** ENTRIES SHOWN **

— begin —

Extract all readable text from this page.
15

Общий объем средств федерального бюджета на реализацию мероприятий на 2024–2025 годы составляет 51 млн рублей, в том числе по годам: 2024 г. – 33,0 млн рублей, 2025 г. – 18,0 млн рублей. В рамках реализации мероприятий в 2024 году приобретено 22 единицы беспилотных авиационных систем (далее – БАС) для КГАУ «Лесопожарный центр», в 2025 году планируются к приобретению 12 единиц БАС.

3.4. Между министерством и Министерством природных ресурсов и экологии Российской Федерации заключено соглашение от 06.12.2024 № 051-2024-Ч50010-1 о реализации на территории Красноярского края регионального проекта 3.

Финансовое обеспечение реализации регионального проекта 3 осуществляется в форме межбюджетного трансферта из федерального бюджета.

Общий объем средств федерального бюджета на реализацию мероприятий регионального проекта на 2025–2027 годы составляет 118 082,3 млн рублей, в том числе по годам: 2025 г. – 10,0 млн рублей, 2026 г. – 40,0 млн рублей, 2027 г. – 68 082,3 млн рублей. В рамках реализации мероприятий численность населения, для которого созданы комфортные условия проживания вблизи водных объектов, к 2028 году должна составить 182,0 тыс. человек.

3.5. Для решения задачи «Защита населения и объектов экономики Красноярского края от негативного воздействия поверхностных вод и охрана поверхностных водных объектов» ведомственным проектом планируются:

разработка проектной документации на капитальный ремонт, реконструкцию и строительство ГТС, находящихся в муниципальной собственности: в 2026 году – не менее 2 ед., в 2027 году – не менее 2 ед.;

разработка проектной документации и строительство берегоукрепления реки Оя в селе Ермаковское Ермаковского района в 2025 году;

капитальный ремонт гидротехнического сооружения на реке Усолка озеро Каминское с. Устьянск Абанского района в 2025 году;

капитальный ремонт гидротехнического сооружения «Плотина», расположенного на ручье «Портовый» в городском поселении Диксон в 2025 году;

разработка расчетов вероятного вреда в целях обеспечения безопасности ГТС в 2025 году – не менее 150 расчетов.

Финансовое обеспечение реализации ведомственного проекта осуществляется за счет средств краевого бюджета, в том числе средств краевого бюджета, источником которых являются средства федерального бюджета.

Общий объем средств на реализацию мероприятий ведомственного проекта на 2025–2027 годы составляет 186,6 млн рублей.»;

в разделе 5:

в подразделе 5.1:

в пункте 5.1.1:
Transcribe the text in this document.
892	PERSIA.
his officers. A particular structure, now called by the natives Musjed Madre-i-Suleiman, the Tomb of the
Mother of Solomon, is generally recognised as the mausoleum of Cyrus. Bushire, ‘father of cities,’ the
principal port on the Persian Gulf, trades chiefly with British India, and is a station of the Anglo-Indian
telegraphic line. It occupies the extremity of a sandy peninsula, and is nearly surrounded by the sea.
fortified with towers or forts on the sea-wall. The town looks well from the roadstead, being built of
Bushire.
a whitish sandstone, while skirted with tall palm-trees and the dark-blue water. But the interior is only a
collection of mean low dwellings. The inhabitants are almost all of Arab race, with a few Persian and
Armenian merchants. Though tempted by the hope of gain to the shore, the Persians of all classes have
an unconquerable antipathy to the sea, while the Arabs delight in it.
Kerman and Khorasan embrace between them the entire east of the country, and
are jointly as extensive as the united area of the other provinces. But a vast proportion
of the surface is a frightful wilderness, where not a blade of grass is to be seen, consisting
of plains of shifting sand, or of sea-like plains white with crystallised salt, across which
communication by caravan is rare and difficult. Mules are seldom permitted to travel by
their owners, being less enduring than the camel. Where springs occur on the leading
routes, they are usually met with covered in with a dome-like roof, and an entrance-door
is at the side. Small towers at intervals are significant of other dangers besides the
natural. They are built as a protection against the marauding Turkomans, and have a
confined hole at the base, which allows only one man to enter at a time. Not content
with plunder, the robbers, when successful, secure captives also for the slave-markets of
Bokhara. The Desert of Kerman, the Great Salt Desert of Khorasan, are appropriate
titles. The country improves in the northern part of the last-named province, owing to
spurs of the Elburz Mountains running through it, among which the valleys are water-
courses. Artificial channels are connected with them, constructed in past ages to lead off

— end —

** EXERCISE DESCRIPTION **
Reproduce the listing above verbatim, from first line to last.

** WORKED ANSWER **
Extract all readable text from this page.
15

Общий объем средств федерального бюджета на реализацию мероприятий на 2024–2025 годы составляет 51 млн рублей, в том числе по годам: 2024 г. – 33,0 млн рублей, 2025 г. – 18,0 млн рублей. В рамках реализации мероприятий в 2024 году приобретено 22 единицы беспилотных авиационных систем (далее – БАС) для КГАУ «Лесопожарный центр», в 2025 году планируются к приобретению 12 единиц БАС.

3.4. Между министерством и Министерством природных ресурсов и экологии Российской Федерации заключено соглашение от 06.12.2024 № 051-2024-Ч50010-1 о реализации на территории Красноярского края регионального проекта 3.

Финансовое обеспечение реализации регионального проекта 3 осуществляется в форме межбюджетного трансферта из федерального бюджета.

Общий объем средств федерального бюджета на реализацию мероприятий регионального проекта на 2025–2027 годы составляет 118 082,3 млн рублей, в том числе по годам: 2025 г. – 10,0 млн рублей, 2026 г. – 40,0 млн рублей, 2027 г. – 68 082,3 млн рублей. В рамках реализации мероприятий численность населения, для которого созданы комфортные условия проживания вблизи водных объектов, к 2028 году должна составить 182,0 тыс. человек.

3.5. Для решения задачи «Защита населения и объектов экономики Красноярского края от негативного воздействия поверхностных вод и охрана поверхностных водных объектов» ведомственным проектом планируются:

разработка проектной документации на капитальный ремонт, реконструкцию и строительство ГТС, находящихся в муниципальной собственности: в 2026 году – не менее 2 ед., в 2027 году – не менее 2 ед.;

разработка проектной документации и строительство берегоукрепления реки Оя в селе Ермаковское Ермаковского района в 2025 году;

капитальный ремонт гидротехнического сооружения на реке Усолка озеро Каминское с. Устьянск Абанского района в 2025 году;

капитальный ремонт гидротехнического сооружения «Плотина», расположенного на ручье «Портовый» в городском поселении Диксон в 2025 году;

разработка расчетов вероятного вреда в целях обеспечения безопасности ГТС в 2025 году – не менее 150 расчетов.

Финансовое обеспечение реализации ведомственного проекта осуществляется за счет средств краевого бюджета, в том числе средств краевого бюджета, источником которых являются средства федерального бюджета.

Общий объем средств на реализацию мероприятий ведомственного проекта на 2025–2027 годы составляет 186,6 млн рублей.»;

в разделе 5:

в подразделе 5.1:

в пункте 5.1.1:
Transcribe the text in this document.
892	PERSIA.
his officers. A particular structure, now called by the natives Musjed Madre-i-Suleiman, the Tomb of the
Mother of Solomon, is generally recognised as the mausoleum of Cyrus. Bushire, ‘father of cities,’ the
principal port on the Persian Gulf, trades chiefly with British India, and is a station of the Anglo-Indian
telegraphic line. It occupies the extremity of a sandy peninsula, and is nearly surrounded by the sea.
fortified with towers or forts on the sea-wall. The town looks well from the roadstead, being built of
Bushire.
a whitish sandstone, while skirted with tall palm-trees and the dark-blue water. But the interior is only a
collection of mean low dwellings. The inhabitants are almost all of Arab race, with a few Persian and
Armenian merchants. Though tempted by the hope of gain to the shore, the Persians of all classes have
an unconquerable antipathy to the sea, while the Arabs delight in it.
Kerman and Khorasan embrace between them the entire east of the country, and
are jointly as extensive as the united area of the other provinces. But a vast proportion
of the surface is a frightful wilderness, where not a blade of grass is to be seen, consisting
of plains of shifting sand, or of sea-like plains white with crystallised salt, across which
communication by caravan is rare and difficult. Mules are seldom permitted to travel by
their owners, being less enduring than the camel. Where springs occur on the leading
routes, they are usually met with covered in with a dome-like roof, and an entrance-door
is at the side. Small towers at intervals are significant of other dangers besides the
natural. They are built as a protection against the marauding Turkomans, and have a
confined hole at the base, which allows only one man to enter at a time. Not content
with plunder, the robbers, when successful, secure captives also for the slave-markets of
Bokhara. The Desert of Kerman, the Great Salt Desert of Khorasan, are appropriate
titles. The country improves in the northern part of the last-named province, owing to
spurs of the Elburz Mountains running through it, among which the valleys are water-
courses. Artificial channels are connected with them, constructed in past ages to lead off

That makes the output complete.